What to do: Where a line contains the word "oscillator", copy that line.

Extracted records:
┄┄┄┄┄┄┄┄┄┄┄┄┄┄┄┄┄┄┄┄
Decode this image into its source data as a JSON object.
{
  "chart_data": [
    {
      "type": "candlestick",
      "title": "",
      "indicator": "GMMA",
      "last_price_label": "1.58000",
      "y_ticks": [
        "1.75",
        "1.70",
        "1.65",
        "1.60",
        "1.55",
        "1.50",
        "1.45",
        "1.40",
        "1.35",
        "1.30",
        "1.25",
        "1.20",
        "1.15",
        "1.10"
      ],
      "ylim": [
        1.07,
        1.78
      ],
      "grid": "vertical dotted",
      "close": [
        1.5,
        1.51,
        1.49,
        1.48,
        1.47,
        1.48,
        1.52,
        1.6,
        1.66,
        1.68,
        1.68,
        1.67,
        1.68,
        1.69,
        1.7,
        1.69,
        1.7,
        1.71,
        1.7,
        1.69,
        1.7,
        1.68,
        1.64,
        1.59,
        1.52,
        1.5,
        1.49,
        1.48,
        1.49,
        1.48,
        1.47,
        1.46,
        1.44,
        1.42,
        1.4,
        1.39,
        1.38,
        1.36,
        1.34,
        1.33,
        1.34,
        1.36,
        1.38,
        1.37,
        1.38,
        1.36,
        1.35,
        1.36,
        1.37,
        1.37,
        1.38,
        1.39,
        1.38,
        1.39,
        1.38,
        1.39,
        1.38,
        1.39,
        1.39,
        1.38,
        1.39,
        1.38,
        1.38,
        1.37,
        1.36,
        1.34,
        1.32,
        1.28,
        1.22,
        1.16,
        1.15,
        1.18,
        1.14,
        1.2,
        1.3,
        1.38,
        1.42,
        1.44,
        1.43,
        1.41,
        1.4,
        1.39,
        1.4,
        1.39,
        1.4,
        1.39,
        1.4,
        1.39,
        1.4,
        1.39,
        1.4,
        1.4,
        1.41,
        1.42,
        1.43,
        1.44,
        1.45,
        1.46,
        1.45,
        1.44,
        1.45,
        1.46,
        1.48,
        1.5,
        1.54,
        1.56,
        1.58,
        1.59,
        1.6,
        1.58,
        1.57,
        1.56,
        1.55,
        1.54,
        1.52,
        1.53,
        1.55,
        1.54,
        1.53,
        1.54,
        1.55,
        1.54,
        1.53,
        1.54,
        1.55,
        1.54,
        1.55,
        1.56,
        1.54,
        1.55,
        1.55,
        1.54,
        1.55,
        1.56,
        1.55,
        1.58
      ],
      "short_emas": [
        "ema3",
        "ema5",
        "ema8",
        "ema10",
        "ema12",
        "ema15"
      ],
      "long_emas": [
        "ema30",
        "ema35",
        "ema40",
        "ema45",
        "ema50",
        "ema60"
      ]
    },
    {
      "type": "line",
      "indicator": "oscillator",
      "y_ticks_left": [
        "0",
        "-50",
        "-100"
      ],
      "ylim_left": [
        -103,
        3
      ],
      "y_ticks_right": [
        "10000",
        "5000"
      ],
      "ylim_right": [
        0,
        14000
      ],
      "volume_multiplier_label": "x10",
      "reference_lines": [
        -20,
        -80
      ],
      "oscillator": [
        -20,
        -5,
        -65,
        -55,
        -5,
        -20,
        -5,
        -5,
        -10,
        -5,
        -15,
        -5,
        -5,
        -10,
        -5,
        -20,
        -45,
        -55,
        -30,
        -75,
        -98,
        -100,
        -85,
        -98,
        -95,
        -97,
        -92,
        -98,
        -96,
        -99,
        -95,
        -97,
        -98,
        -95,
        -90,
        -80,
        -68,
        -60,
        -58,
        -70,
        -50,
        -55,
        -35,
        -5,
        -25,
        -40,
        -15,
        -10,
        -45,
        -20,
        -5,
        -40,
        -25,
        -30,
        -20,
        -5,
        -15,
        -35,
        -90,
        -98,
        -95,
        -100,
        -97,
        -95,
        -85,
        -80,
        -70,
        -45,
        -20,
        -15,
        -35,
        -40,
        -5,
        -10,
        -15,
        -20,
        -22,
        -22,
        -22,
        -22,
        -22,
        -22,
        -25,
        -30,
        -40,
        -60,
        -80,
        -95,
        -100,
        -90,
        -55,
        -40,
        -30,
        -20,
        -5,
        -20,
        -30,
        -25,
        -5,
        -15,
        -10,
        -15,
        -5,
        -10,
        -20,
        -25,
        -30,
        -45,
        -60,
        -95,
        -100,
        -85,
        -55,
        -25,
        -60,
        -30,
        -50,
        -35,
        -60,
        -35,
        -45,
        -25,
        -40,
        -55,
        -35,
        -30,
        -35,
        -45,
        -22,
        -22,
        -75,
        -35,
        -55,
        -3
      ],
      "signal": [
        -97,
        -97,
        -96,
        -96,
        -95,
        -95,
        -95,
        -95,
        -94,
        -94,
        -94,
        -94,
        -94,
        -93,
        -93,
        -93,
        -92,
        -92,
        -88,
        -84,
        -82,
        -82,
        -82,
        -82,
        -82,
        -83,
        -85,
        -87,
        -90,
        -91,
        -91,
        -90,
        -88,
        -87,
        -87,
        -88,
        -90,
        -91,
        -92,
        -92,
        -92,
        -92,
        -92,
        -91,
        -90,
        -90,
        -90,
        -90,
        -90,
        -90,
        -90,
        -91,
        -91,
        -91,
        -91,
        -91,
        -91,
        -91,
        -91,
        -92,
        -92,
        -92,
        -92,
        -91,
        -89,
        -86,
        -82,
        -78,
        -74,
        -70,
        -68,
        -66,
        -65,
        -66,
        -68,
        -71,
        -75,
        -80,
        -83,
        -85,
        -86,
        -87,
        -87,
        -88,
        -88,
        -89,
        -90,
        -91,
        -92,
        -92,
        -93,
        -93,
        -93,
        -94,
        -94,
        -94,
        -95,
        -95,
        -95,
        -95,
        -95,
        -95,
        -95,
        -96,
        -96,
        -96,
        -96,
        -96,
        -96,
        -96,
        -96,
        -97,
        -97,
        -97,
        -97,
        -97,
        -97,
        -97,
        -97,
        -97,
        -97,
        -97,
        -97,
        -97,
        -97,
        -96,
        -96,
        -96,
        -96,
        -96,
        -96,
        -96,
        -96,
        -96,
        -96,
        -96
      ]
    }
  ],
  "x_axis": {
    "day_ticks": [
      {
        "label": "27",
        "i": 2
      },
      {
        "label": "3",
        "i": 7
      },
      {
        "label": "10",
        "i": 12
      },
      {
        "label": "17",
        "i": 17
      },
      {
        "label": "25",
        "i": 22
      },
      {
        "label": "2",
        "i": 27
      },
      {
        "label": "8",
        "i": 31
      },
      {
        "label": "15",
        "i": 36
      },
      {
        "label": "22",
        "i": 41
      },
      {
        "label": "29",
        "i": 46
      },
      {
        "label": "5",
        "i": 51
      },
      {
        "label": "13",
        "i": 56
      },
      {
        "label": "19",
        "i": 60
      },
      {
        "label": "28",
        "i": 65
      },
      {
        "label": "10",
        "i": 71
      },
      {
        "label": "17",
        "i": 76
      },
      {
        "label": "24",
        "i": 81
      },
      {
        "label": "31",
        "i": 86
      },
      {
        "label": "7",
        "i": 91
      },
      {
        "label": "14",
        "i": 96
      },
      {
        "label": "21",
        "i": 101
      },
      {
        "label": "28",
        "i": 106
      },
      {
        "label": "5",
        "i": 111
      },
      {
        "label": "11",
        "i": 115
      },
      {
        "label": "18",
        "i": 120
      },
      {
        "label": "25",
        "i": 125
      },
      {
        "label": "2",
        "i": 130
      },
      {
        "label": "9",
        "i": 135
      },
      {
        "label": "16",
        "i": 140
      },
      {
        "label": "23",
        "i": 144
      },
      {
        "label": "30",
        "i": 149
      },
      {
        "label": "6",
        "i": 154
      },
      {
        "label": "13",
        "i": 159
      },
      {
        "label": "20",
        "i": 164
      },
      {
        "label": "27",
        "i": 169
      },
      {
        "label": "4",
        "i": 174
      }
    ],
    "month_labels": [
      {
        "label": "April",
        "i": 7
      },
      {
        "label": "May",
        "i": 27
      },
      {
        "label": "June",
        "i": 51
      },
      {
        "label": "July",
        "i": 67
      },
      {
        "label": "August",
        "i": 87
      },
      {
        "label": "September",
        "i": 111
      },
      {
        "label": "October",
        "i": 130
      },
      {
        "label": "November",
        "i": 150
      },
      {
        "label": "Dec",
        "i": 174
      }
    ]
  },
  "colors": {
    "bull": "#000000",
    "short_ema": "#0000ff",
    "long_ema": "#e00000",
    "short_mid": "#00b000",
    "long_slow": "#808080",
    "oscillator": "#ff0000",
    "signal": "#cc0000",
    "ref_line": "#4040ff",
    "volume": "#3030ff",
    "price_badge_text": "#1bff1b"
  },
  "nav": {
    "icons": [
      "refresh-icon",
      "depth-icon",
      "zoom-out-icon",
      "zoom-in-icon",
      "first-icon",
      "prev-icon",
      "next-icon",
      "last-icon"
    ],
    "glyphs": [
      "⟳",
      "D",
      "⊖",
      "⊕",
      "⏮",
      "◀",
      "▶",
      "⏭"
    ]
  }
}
┄┄┄┄┄┄┄┄┄┄┄┄┄┄┄┄┄┄┄┄
Solution to the exercise:
      "indicator": "oscillator",
      "oscillator": [
    "oscillator": "#ff0000",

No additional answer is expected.